Entries supplied »
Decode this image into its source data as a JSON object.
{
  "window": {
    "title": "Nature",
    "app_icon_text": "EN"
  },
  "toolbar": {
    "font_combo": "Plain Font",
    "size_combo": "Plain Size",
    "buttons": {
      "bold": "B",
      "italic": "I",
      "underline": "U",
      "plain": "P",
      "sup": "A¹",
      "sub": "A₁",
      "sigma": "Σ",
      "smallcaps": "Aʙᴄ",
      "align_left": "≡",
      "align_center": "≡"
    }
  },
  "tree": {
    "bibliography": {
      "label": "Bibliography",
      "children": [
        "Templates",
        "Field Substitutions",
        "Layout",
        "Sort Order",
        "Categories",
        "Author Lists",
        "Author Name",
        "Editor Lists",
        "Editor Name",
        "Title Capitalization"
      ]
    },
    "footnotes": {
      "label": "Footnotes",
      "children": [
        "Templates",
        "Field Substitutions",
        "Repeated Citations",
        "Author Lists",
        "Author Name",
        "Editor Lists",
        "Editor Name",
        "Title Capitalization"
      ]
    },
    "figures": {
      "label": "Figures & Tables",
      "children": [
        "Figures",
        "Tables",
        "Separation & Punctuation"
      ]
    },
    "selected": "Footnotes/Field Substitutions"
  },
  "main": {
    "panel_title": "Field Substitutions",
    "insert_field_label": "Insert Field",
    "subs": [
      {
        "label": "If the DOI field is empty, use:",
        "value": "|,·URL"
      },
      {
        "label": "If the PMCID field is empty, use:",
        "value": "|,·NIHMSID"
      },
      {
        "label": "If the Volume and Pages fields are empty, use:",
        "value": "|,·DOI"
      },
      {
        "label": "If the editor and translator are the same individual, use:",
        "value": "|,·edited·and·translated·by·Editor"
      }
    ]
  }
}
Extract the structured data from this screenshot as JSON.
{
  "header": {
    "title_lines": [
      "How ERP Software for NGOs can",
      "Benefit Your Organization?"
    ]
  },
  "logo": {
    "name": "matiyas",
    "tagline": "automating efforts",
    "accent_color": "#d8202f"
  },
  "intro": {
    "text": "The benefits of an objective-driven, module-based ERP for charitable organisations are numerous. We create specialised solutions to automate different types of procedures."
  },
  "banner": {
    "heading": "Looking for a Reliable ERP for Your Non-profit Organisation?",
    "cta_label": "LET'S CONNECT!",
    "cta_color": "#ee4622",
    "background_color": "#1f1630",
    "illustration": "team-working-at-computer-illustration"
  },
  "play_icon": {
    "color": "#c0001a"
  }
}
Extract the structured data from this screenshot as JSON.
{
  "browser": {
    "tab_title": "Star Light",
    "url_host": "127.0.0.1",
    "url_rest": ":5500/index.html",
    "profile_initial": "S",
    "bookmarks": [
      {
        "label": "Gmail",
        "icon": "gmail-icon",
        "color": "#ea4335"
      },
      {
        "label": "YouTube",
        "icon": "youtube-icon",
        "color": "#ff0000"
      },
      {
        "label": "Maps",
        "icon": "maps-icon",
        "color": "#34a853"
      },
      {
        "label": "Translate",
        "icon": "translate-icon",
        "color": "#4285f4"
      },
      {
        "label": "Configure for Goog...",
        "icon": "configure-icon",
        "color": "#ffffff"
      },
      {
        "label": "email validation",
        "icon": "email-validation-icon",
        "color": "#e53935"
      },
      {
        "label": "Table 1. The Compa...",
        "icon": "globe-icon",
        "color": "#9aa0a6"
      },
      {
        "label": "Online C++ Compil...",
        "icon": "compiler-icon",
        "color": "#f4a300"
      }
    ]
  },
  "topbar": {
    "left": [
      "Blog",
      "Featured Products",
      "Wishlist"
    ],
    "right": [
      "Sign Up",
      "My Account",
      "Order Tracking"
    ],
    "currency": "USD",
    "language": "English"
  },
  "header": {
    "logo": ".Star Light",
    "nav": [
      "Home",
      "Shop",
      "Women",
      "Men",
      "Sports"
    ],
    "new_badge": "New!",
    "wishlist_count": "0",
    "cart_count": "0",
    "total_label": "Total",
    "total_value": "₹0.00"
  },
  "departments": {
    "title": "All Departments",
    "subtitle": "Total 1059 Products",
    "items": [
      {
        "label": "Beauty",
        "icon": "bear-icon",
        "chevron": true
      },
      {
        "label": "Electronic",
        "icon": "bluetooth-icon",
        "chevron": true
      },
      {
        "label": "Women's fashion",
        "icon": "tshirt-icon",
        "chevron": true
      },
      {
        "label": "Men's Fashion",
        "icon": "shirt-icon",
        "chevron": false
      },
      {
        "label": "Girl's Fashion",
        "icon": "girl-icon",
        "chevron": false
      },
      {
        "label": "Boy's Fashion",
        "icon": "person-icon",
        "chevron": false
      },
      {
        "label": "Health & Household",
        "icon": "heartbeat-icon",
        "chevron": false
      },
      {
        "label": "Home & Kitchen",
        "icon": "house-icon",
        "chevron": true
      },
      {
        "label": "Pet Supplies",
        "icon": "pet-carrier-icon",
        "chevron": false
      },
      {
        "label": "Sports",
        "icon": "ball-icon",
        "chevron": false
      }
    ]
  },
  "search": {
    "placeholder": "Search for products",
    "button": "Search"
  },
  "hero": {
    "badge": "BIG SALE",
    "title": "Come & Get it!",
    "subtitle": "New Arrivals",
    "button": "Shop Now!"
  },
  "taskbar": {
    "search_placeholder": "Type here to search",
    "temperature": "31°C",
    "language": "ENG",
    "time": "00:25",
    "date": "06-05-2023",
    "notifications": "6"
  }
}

Problem details »
From the listing above, pick out each line where the word "Your" appears.

Expected output »
      "Benefit Your Organization?"
    "heading": "Looking for a Reliable ERP for Your Non-profit Organisation?",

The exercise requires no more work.